* BEGIN Given entries *

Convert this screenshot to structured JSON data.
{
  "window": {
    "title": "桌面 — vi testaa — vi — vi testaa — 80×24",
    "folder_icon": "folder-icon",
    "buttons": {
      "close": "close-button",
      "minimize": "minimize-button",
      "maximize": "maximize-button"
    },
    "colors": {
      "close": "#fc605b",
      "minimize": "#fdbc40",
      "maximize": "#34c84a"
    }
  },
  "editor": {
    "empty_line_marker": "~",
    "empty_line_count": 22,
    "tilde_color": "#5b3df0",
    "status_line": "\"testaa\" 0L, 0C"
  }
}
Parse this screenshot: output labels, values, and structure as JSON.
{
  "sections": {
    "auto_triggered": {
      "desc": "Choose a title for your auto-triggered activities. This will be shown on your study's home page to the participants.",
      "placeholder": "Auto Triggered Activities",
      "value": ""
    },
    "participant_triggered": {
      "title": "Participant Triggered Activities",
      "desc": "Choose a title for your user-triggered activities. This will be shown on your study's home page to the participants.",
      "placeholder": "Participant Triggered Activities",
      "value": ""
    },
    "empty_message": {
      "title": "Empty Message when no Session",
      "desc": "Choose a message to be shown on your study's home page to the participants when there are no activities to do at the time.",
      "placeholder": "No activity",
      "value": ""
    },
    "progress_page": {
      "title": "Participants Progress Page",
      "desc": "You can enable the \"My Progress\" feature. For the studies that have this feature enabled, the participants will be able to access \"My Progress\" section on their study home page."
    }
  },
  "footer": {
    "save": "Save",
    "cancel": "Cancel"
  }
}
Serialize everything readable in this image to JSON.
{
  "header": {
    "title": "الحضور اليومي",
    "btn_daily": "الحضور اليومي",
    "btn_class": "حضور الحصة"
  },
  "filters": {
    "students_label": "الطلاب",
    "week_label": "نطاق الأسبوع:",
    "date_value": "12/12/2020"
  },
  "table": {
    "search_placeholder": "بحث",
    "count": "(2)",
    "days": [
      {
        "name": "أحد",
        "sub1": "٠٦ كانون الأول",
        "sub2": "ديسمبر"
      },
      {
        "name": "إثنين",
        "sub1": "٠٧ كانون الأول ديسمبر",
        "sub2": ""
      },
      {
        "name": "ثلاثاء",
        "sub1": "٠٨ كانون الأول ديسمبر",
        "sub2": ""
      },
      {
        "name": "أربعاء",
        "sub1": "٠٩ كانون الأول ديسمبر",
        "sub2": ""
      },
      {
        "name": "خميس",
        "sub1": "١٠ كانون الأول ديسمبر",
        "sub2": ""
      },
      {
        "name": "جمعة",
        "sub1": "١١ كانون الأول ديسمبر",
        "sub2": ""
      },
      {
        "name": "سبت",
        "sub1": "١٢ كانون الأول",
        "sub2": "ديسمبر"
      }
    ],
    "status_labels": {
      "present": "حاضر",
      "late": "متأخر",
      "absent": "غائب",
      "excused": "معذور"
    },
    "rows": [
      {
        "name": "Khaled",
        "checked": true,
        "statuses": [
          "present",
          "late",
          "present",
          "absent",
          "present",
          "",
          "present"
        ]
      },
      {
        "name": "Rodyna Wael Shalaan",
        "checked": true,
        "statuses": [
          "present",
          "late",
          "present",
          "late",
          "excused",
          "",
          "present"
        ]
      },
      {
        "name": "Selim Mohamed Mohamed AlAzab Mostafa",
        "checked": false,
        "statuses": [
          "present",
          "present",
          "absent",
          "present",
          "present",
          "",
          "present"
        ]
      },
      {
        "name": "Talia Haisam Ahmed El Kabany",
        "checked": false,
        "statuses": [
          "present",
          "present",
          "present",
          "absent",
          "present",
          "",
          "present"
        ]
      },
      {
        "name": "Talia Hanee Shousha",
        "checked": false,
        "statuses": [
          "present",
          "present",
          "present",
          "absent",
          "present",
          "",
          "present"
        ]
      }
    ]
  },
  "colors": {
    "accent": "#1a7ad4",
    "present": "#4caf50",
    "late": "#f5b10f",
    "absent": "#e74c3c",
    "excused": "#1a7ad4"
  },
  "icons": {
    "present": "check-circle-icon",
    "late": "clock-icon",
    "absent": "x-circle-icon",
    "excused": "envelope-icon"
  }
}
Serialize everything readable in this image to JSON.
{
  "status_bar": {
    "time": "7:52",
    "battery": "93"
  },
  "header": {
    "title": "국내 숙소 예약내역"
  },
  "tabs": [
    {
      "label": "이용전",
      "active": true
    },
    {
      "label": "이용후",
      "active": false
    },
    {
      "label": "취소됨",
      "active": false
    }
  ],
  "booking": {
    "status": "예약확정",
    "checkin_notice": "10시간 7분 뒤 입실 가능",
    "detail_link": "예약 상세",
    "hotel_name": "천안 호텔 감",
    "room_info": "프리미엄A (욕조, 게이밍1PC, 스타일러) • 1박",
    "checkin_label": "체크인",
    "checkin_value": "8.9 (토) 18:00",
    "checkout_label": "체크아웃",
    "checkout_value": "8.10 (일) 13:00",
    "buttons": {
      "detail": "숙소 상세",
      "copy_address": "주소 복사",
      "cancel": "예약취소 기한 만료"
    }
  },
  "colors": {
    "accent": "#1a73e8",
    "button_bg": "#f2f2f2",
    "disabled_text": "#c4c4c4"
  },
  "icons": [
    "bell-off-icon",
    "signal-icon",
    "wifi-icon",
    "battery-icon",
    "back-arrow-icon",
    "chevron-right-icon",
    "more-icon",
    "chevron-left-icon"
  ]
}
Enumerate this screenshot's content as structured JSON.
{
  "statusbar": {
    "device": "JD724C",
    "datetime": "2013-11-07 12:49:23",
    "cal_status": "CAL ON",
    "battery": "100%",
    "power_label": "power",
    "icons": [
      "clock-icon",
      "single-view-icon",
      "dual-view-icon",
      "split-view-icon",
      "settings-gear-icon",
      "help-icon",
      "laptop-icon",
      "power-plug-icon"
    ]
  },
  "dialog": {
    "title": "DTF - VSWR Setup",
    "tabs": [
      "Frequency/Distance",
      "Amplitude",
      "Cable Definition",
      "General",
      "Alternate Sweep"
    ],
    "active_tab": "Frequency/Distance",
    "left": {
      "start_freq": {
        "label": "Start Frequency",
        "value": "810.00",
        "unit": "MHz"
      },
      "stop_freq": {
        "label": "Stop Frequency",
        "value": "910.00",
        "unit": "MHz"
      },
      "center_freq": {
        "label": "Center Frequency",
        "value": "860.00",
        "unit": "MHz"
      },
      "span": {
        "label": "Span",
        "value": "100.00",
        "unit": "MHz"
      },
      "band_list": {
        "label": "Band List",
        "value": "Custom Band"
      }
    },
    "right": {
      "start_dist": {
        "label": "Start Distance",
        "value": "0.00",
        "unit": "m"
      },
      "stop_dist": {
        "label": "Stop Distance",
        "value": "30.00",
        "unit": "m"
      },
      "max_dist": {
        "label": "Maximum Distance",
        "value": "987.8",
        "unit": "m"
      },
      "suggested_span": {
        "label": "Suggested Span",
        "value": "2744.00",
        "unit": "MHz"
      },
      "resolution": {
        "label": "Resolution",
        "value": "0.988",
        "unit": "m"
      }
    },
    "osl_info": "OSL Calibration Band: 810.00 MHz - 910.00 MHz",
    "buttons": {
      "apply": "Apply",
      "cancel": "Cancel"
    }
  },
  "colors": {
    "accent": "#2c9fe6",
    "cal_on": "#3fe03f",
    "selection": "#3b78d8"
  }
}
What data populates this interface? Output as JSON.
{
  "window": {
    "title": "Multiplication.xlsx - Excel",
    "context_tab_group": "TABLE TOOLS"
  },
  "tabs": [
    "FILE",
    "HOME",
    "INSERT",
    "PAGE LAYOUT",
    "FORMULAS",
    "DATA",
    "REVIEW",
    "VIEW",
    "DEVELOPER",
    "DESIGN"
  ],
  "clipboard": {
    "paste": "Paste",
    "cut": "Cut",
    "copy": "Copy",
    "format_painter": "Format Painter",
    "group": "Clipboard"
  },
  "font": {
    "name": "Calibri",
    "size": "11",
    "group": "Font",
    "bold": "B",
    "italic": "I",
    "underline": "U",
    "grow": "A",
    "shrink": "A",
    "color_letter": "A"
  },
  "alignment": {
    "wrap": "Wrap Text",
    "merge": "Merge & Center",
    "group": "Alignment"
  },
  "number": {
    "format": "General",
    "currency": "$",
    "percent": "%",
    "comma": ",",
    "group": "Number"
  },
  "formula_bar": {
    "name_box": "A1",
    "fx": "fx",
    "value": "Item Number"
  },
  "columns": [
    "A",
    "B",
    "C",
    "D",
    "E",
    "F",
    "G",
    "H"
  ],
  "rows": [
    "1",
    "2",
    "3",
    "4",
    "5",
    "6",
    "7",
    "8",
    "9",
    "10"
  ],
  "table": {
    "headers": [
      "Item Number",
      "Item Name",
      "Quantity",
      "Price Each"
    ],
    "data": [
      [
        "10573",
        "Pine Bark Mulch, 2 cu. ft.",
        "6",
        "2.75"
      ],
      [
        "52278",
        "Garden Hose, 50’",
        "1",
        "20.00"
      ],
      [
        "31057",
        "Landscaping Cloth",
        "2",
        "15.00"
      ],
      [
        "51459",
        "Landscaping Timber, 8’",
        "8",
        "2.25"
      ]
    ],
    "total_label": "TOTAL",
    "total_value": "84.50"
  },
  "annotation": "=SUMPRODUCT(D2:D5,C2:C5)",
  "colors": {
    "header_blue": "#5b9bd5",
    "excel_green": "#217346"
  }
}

* END Given entries *

Go through the entries above and copy every line containing "ديسمبر".

        "sub2": "ديسمبر"
        "sub1": "٠٧ كانون الأول ديسمبر",
        "sub1": "٠٨ كانون الأول ديسمبر",
        "sub1": "٠٩ كانون الأول ديسمبر",
        "sub1": "١٠ كانون الأول ديسمبر",
        "sub1": "١١ كانون الأول ديسمبر",
        "sub2": "ديسمبر"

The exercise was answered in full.